WRITTEN PROBLEM: Write out every record below exactly as it appears.

DATASET ROWS:
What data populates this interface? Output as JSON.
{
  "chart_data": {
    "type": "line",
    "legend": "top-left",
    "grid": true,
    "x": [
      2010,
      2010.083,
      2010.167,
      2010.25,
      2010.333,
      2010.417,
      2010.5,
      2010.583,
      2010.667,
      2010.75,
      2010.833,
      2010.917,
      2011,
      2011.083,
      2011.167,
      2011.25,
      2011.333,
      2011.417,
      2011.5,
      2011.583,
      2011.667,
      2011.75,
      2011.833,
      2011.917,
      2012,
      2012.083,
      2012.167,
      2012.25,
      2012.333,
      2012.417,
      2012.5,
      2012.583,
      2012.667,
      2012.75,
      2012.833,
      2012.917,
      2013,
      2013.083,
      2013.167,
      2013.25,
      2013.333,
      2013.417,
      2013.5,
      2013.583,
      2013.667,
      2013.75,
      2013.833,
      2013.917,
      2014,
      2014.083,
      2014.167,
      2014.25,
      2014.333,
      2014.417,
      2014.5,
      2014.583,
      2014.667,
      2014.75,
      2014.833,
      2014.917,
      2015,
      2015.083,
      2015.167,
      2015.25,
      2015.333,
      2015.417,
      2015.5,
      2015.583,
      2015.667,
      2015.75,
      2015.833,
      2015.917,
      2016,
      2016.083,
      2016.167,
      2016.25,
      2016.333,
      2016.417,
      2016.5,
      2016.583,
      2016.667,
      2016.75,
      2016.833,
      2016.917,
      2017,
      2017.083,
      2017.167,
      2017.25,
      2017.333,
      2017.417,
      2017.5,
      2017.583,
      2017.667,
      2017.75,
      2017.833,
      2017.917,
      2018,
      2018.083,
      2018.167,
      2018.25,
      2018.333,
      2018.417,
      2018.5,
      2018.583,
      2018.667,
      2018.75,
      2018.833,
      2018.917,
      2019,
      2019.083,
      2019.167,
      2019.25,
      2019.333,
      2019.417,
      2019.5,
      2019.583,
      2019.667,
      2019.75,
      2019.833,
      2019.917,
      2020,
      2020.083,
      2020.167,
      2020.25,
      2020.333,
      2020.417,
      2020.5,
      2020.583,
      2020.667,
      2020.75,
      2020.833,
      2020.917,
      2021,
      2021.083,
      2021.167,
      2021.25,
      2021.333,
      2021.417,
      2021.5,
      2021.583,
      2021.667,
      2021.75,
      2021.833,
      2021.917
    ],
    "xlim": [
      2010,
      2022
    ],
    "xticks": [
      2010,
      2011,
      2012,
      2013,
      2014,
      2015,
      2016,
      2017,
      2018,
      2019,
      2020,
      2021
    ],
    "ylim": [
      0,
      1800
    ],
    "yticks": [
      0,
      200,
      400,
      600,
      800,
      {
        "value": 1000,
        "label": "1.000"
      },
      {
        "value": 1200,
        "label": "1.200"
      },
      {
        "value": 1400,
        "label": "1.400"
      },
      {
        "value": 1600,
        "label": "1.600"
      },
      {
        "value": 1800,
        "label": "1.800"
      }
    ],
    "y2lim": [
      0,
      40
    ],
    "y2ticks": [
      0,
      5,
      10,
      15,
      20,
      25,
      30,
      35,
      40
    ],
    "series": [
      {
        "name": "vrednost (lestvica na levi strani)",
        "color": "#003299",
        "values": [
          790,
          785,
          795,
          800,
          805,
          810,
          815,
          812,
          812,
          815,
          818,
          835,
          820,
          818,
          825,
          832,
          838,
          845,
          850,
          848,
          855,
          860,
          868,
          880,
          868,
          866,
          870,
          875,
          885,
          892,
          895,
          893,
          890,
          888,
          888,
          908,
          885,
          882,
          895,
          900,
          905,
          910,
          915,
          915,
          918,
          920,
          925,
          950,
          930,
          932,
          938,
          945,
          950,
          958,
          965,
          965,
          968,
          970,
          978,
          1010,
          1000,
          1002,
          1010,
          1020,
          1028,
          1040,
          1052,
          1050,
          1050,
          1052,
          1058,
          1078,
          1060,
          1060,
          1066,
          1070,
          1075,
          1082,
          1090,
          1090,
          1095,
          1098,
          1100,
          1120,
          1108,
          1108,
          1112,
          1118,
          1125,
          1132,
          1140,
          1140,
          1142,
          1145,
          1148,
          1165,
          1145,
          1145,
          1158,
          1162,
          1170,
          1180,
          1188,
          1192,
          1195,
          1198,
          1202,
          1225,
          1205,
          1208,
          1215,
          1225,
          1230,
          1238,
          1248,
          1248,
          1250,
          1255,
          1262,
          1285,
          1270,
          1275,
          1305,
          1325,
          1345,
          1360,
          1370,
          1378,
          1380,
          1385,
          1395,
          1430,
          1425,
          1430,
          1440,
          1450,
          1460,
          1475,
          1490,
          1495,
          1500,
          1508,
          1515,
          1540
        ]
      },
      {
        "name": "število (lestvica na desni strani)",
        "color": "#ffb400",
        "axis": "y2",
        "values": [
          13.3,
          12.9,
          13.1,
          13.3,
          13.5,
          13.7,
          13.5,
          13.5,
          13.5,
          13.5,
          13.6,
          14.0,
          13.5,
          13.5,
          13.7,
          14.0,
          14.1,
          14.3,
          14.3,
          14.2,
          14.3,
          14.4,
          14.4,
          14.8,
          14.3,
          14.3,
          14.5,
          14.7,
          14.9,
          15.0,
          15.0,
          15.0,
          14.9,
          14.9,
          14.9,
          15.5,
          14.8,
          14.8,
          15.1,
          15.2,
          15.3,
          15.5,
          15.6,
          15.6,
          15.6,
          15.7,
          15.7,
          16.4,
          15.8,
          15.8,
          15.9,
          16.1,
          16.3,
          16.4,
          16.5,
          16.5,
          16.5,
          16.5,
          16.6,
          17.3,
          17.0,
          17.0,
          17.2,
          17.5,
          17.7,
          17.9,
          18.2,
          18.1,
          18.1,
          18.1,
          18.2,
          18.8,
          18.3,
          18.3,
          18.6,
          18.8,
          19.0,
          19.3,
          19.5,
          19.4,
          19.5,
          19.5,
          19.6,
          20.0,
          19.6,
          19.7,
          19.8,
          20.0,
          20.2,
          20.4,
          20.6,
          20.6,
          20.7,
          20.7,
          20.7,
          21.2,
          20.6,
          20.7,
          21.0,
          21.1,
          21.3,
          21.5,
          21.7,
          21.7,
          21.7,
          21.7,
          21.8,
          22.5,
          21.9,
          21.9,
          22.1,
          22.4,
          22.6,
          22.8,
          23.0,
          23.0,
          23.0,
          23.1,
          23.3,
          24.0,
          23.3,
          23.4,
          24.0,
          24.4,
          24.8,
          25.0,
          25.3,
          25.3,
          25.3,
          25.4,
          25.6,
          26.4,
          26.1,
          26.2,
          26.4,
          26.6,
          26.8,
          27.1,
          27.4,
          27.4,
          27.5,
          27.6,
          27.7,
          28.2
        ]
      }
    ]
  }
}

OUTPUT FOR THIS EXERCISE:
What data populates this interface? Output as JSON.
{
  "chart_data": {
    "type": "line",
    "legend": "top-left",
    "grid": true,
    "x": [
      2010,
      2010.083,
      2010.167,
      2010.25,
      2010.333,
      2010.417,
      2010.5,
      2010.583,
      2010.667,
      2010.75,
      2010.833,
      2010.917,
      2011,
      2011.083,
      2011.167,
      2011.25,
      2011.333,
      2011.417,
      2011.5,
      2011.583,
      2011.667,
      2011.75,
      2011.833,
      2011.917,
      2012,
      2012.083,
      2012.167,
      2012.25,
      2012.333,
      2012.417,
      2012.5,
      2012.583,
      2012.667,
      2012.75,
      2012.833,
      2012.917,
      2013,
      2013.083,
      2013.167,
      2013.25,
      2013.333,
      2013.417,
      2013.5,
      2013.583,
      2013.667,
      2013.75,
      2013.833,
      2013.917,
      2014,
      2014.083,
      2014.167,
      2014.25,
      2014.333,
      2014.417,
      2014.5,
      2014.583,
      2014.667,
      2014.75,
      2014.833,
      2014.917,
      2015,
      2015.083,
      2015.167,
      2015.25,
      2015.333,
      2015.417,
      2015.5,
      2015.583,
      2015.667,
      2015.75,
      2015.833,
      2015.917,
      2016,
      2016.083,
      2016.167,
      2016.25,
      2016.333,
      2016.417,
      2016.5,
      2016.583,
      2016.667,
      2016.75,
      2016.833,
      2016.917,
      2017,
      2017.083,
      2017.167,
      2017.25,
      2017.333,
      2017.417,
      2017.5,
      2017.583,
      2017.667,
      2017.75,
      2017.833,
      2017.917,
      2018,
      2018.083,
      2018.167,
      2018.25,
      2018.333,
      2018.417,
      2018.5,
      2018.583,
      2018.667,
      2018.75,
      2018.833,
      2018.917,
      2019,
      2019.083,
      2019.167,
      2019.25,
      2019.333,
      2019.417,
      2019.5,
      2019.583,
      2019.667,
      2019.75,
      2019.833,
      2019.917,
      2020,
      2020.083,
      2020.167,
      2020.25,
      2020.333,
      2020.417,
      2020.5,
      2020.583,
      2020.667,
      2020.75,
      2020.833,
      2020.917,
      2021,
      2021.083,
      2021.167,
      2021.25,
      2021.333,
      2021.417,
      2021.5,
      2021.583,
      2021.667,
      2021.75,
      2021.833,
      2021.917
    ],
    "xlim": [
      2010,
      2022
    ],
    "xticks": [
      2010,
      2011,
      2012,
      2013,
      2014,
      2015,
      2016,
      2017,
      2018,
      2019,
      2020,
      2021
    ],
    "ylim": [
      0,
      1800
    ],
    "yticks": [
      0,
      200,
      400,
      600,
      800,
      {
        "value": 1000,
        "label": "1.000"
      },
      {
        "value": 1200,
        "label": "1.200"
      },
      {
        "value": 1400,
        "label": "1.400"
      },
      {
        "value": 1600,
        "label": "1.600"
      },
      {
        "value": 1800,
        "label": "1.800"
      }
    ],
    "y2lim": [
      0,
      40
    ],
    "y2ticks": [
      0,
      5,
      10,
      15,
      20,
      25,
      30,
      35,
      40
    ],
    "series": [
      {
        "name": "vrednost (lestvica na levi strani)",
        "color": "#003299",
        "values": [
          790,
          785,
          795,
          800,
          805,
          810,
          815,
          812,
          812,
          815,
          818,
          835,
          820,
          818,
          825,
          832,
          838,
          845,
          850,
          848,
          855,
          860,
          868,
          880,
          868,
          866,
          870,
          875,
          885,
          892,
          895,
          893,
          890,
          888,
          888,
          908,
          885,
          882,
          895,
          900,
          905,
          910,
          915,
          915,
          918,
          920,
          925,
          950,
          930,
          932,
          938,
          945,
          950,
          958,
          965,
          965,
          968,
          970,
          978,
          1010,
          1000,
          1002,
          1010,
          1020,
          1028,
          1040,
          1052,
          1050,
          1050,
          1052,
          1058,
          1078,
          1060,
          1060,
          1066,
          1070,
          1075,
          1082,
          1090,
          1090,
          1095,
          1098,
          1100,
          1120,
          1108,
          1108,
          1112,
          1118,
          1125,
          1132,
          1140,
          1140,
          1142,
          1145,
          1148,
          1165,
          1145,
          1145,
          1158,
          1162,
          1170,
          1180,
          1188,
          1192,
          1195,
          1198,
          1202,
          1225,
          1205,
          1208,
          1215,
          1225,
          1230,
          1238,
          1248,
          1248,
          1250,
          1255,
          1262,
          1285,
          1270,
          1275,
          1305,
          1325,
          1345,
          1360,
          1370,
          1378,
          1380,
          1385,
          1395,
          1430,
          1425,
          1430,
          1440,
          1450,
          1460,
          1475,
          1490,
          1495,
          1500,
          1508,
          1515,
          1540
        ]
      },
      {
        "name": "število (lestvica na desni strani)",
        "color": "#ffb400",
        "axis": "y2",
        "values": [
          13.3,
          12.9,
          13.1,
          13.3,
          13.5,
          13.7,
          13.5,
          13.5,
          13.5,
          13.5,
          13.6,
          14.0,
          13.5,
          13.5,
          13.7,
          14.0,
          14.1,
          14.3,
          14.3,
          14.2,
          14.3,
          14.4,
          14.4,
          14.8,
          14.3,
          14.3,
          14.5,
          14.7,
          14.9,
          15.0,
          15.0,
          15.0,
          14.9,
          14.9,
          14.9,
          15.5,
          14.8,
          14.8,
          15.1,
          15.2,
          15.3,
          15.5,
          15.6,
          15.6,
          15.6,
          15.7,
          15.7,
          16.4,
          15.8,
          15.8,
          15.9,
          16.1,
          16.3,
          16.4,
          16.5,
          16.5,
          16.5,
          16.5,
          16.6,
          17.3,
          17.0,
          17.0,
          17.2,
          17.5,
          17.7,
          17.9,
          18.2,
          18.1,
          18.1,
          18.1,
          18.2,
          18.8,
          18.3,
          18.3,
          18.6,
          18.8,
          19.0,
          19.3,
          19.5,
          19.4,
          19.5,
          19.5,
          19.6,
          20.0,
          19.6,
          19.7,
          19.8,
          20.0,
          20.2,
          20.4,
          20.6,
          20.6,
          20.7,
          20.7,
          20.7,
          21.2,
          20.6,
          20.7,
          21.0,
          21.1,
          21.3,
          21.5,
          21.7,
          21.7,
          21.7,
          21.7,
          21.8,
          22.5,
          21.9,
          21.9,
          22.1,
          22.4,
          22.6,
          22.8,
          23.0,
          23.0,
          23.0,
          23.1,
          23.3,
          24.0,
          23.3,
          23.4,
          24.0,
          24.4,
          24.8,
          25.0,
          25.3,
          25.3,
          25.3,
          25.4,
          25.6,
          26.4,
          26.1,
          26.2,
          26.4,
          26.6,
          26.8,
          27.1,
          27.4,
          27.4,
          27.5,
          27.6,
          27.7,
          28.2
        ]
      }
    ]
  }
}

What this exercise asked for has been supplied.